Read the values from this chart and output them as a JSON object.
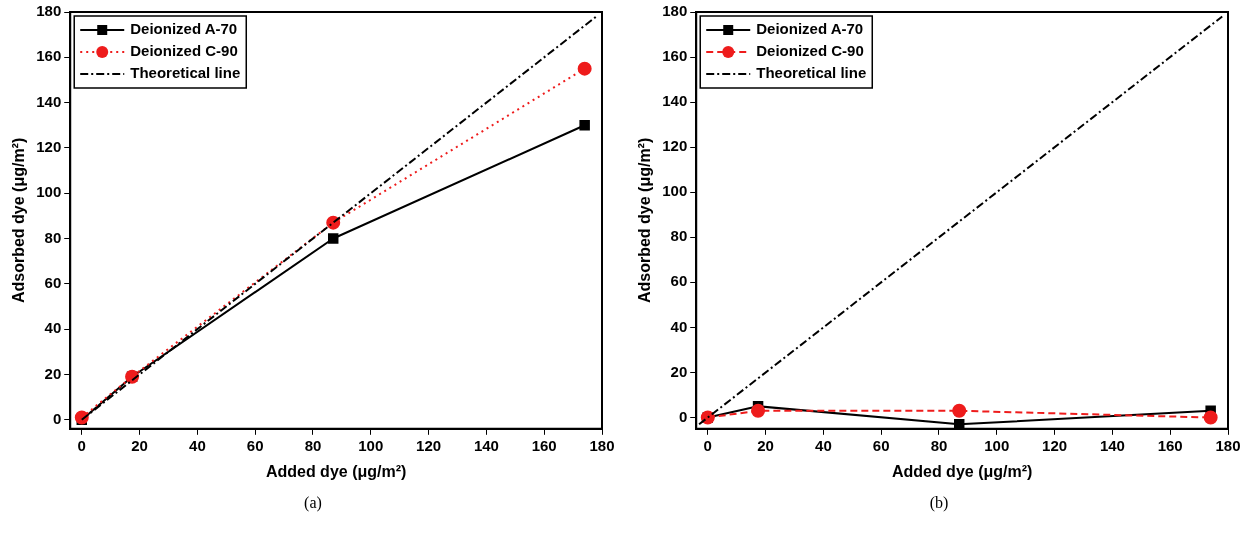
{
  "chart_data": [
    {
      "type": "line",
      "xlabel": "Added dye (μg/m²)",
      "ylabel": "Adsorbed dye (μg/m²)",
      "annotations": [
        "(a)"
      ],
      "xlim": [
        -4,
        180
      ],
      "ylim": [
        -4,
        180
      ],
      "xticks": [
        0,
        20,
        40,
        60,
        80,
        100,
        120,
        140,
        160,
        180
      ],
      "yticks": [
        0,
        20,
        40,
        60,
        80,
        100,
        120,
        140,
        160,
        180
      ],
      "legend": "top left",
      "grid": false,
      "series": [
        {
          "name": "Deionized A-70",
          "color": "#000000",
          "marker": "square",
          "line_style": "solid",
          "x": [
            0,
            17.4,
            87,
            174
          ],
          "values": [
            0,
            19,
            80,
            130
          ]
        },
        {
          "name": "Deionized C-90",
          "color": "#ee1c1c",
          "marker": "circle",
          "line_style": "dotted",
          "x": [
            0,
            17.4,
            87,
            174
          ],
          "values": [
            1,
            19,
            87,
            155
          ]
        },
        {
          "name": "Theoretical line",
          "color": "#000000",
          "marker": "none",
          "line_style": "dashdot",
          "x": [
            0,
            178
          ],
          "values": [
            0,
            178
          ]
        }
      ]
    },
    {
      "type": "line",
      "xlabel": "Added dye (μg/m²)",
      "ylabel": "Adsorbed dye (μg/m²)",
      "annotations": [
        "(b)"
      ],
      "xlim": [
        -4,
        180
      ],
      "ylim": [
        -5,
        180
      ],
      "xticks": [
        0,
        20,
        40,
        60,
        80,
        100,
        120,
        140,
        160,
        180
      ],
      "yticks": [
        0,
        20,
        40,
        60,
        80,
        100,
        120,
        140,
        160,
        180
      ],
      "legend": "top left",
      "grid": false,
      "series": [
        {
          "name": "Deionized A-70",
          "color": "#000000",
          "marker": "square",
          "line_style": "solid",
          "x": [
            0,
            17.4,
            87,
            174
          ],
          "values": [
            0,
            5,
            -3,
            3
          ]
        },
        {
          "name": "Deionized C-90",
          "color": "#ee1c1c",
          "marker": "circle",
          "line_style": "dashed",
          "x": [
            0,
            17.4,
            87,
            174
          ],
          "values": [
            0,
            3,
            3,
            0
          ]
        },
        {
          "name": "Theoretical line",
          "color": "#000000",
          "marker": "none",
          "line_style": "dashdot",
          "x": [
            -3,
            178
          ],
          "values": [
            -3,
            178
          ]
        }
      ]
    }
  ]
}
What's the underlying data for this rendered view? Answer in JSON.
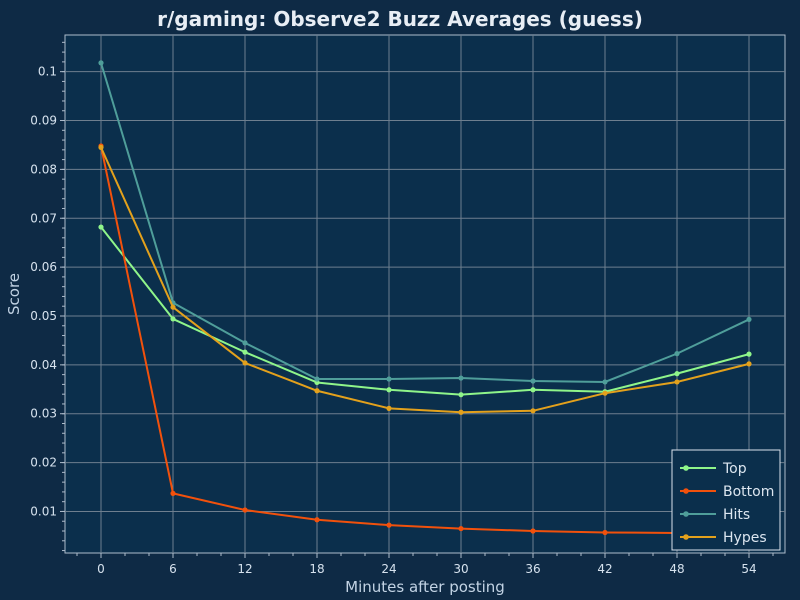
{
  "chart_data": {
    "type": "line",
    "title": "r/gaming: Observe2 Buzz Averages (guess)",
    "xlabel": "Minutes after posting",
    "ylabel": "Score",
    "x": [
      0,
      6,
      12,
      18,
      24,
      30,
      36,
      42,
      48,
      54
    ],
    "xticks": [
      "0",
      "6",
      "12",
      "18",
      "24",
      "30",
      "36",
      "42",
      "48",
      "54"
    ],
    "yticks": [
      "0.01",
      "0.02",
      "0.03",
      "0.04",
      "0.05",
      "0.06",
      "0.07",
      "0.08",
      "0.09",
      "0.1"
    ],
    "xlim": [
      -3,
      57
    ],
    "ylim": [
      0.0015,
      0.1075
    ],
    "grid": true,
    "legend_position": "bottom-right",
    "series": [
      {
        "name": "Top",
        "color": "#8ff58a",
        "values": [
          0.0682,
          0.0494,
          0.0426,
          0.0364,
          0.0349,
          0.0339,
          0.0349,
          0.0345,
          0.0382,
          0.0422
        ]
      },
      {
        "name": "Bottom",
        "color": "#f2510c",
        "values": [
          0.0848,
          0.0137,
          0.0103,
          0.0083,
          0.0072,
          0.0065,
          0.006,
          0.0057,
          0.0056,
          0.0054
        ]
      },
      {
        "name": "Hits",
        "color": "#4f9e9a",
        "values": [
          0.1018,
          0.0527,
          0.0445,
          0.0371,
          0.0371,
          0.0373,
          0.0367,
          0.0365,
          0.0423,
          0.0493
        ]
      },
      {
        "name": "Hypes",
        "color": "#e3a11c",
        "values": [
          0.0845,
          0.0518,
          0.0404,
          0.0347,
          0.0311,
          0.0303,
          0.0306,
          0.0342,
          0.0365,
          0.0402
        ]
      }
    ]
  }
}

* Problem: Print all of the entries word for word. Skip any images they contain.

* Exercise answer:
Read the values from this chart and output them as a JSON object.
{
  "chart_data": [
    {
      "type": "line",
      "xlabel": "Added dye (μg/m²)",
      "ylabel": "Adsorbed dye (μg/m²)",
      "annotations": [
        "(a)"
      ],
      "xlim": [
        -4,
        180
      ],
      "ylim": [
        -4,
        180
      ],
      "xticks": [
        0,
        20,
        40,
        60,
        80,
        100,
        120,
        140,
        160,
        180
      ],
      "yticks": [
        0,
        20,
        40,
        60,
        80,
        100,
        120,
        140,
        160,
        180
      ],
      "legend": "top left",
      "grid": false,
      "series": [
        {
          "name": "Deionized A-70",
          "color": "#000000",
          "marker": "square",
          "line_style": "solid",
          "x": [
            0,
            17.4,
            87,
            174
          ],
          "values": [
            0,
            19,
            80,
            130
          ]
        },
        {
          "name": "Deionized C-90",
          "color": "#ee1c1c",
          "marker": "circle",
          "line_style": "dotted",
          "x": [
            0,
            17.4,
            87,
            174
          ],
          "values": [
            1,
            19,
            87,
            155
          ]
        },
        {
          "name": "Theoretical line",
          "color": "#000000",
          "marker": "none",
          "line_style": "dashdot",
          "x": [
            0,
            178
          ],
          "values": [
            0,
            178
          ]
        }
      ]
    },
    {
      "type": "line",
      "xlabel": "Added dye (μg/m²)",
      "ylabel": "Adsorbed dye (μg/m²)",
      "annotations": [
        "(b)"
      ],
      "xlim": [
        -4,
        180
      ],
      "ylim": [
        -5,
        180
      ],
      "xticks": [
        0,
        20,
        40,
        60,
        80,
        100,
        120,
        140,
        160,
        180
      ],
      "yticks": [
        0,
        20,
        40,
        60,
        80,
        100,
        120,
        140,
        160,
        180
      ],
      "legend": "top left",
      "grid": false,
      "series": [
        {
          "name": "Deionized A-70",
          "color": "#000000",
          "marker": "square",
          "line_style": "solid",
          "x": [
            0,
            17.4,
            87,
            174
          ],
          "values": [
            0,
            5,
            -3,
            3
          ]
        },
        {
          "name": "Deionized C-90",
          "color": "#ee1c1c",
          "marker": "circle",
          "line_style": "dashed",
          "x": [
            0,
            17.4,
            87,
            174
          ],
          "values": [
            0,
            3,
            3,
            0
          ]
        },
        {
          "name": "Theoretical line",
          "color": "#000000",
          "marker": "none",
          "line_style": "dashdot",
          "x": [
            -3,
            178
          ],
          "values": [
            -3,
            178
          ]
        }
      ]
    }
  ]
}
What's the underlying data for this rendered view? Answer in JSON.
{
  "chart_data": {
    "type": "line",
    "title": "r/gaming: Observe2 Buzz Averages (guess)",
    "xlabel": "Minutes after posting",
    "ylabel": "Score",
    "x": [
      0,
      6,
      12,
      18,
      24,
      30,
      36,
      42,
      48,
      54
    ],
    "xticks": [
      "0",
      "6",
      "12",
      "18",
      "24",
      "30",
      "36",
      "42",
      "48",
      "54"
    ],
    "yticks": [
      "0.01",
      "0.02",
      "0.03",
      "0.04",
      "0.05",
      "0.06",
      "0.07",
      "0.08",
      "0.09",
      "0.1"
    ],
    "xlim": [
      -3,
      57
    ],
    "ylim": [
      0.0015,
      0.1075
    ],
    "grid": true,
    "legend_position": "bottom-right",
    "series": [
      {
        "name": "Top",
        "color": "#8ff58a",
        "values": [
          0.0682,
          0.0494,
          0.0426,
          0.0364,
          0.0349,
          0.0339,
          0.0349,
          0.0345,
          0.0382,
          0.0422
        ]
      },
      {
        "name": "Bottom",
        "color": "#f2510c",
        "values": [
          0.0848,
          0.0137,
          0.0103,
          0.0083,
          0.0072,
          0.0065,
          0.006,
          0.0057,
          0.0056,
          0.0054
        ]
      },
      {
        "name": "Hits",
        "color": "#4f9e9a",
        "values": [
          0.1018,
          0.0527,
          0.0445,
          0.0371,
          0.0371,
          0.0373,
          0.0367,
          0.0365,
          0.0423,
          0.0493
        ]
      },
      {
        "name": "Hypes",
        "color": "#e3a11c",
        "values": [
          0.0845,
          0.0518,
          0.0404,
          0.0347,
          0.0311,
          0.0303,
          0.0306,
          0.0342,
          0.0365,
          0.0402
        ]
      }
    ]
  }
}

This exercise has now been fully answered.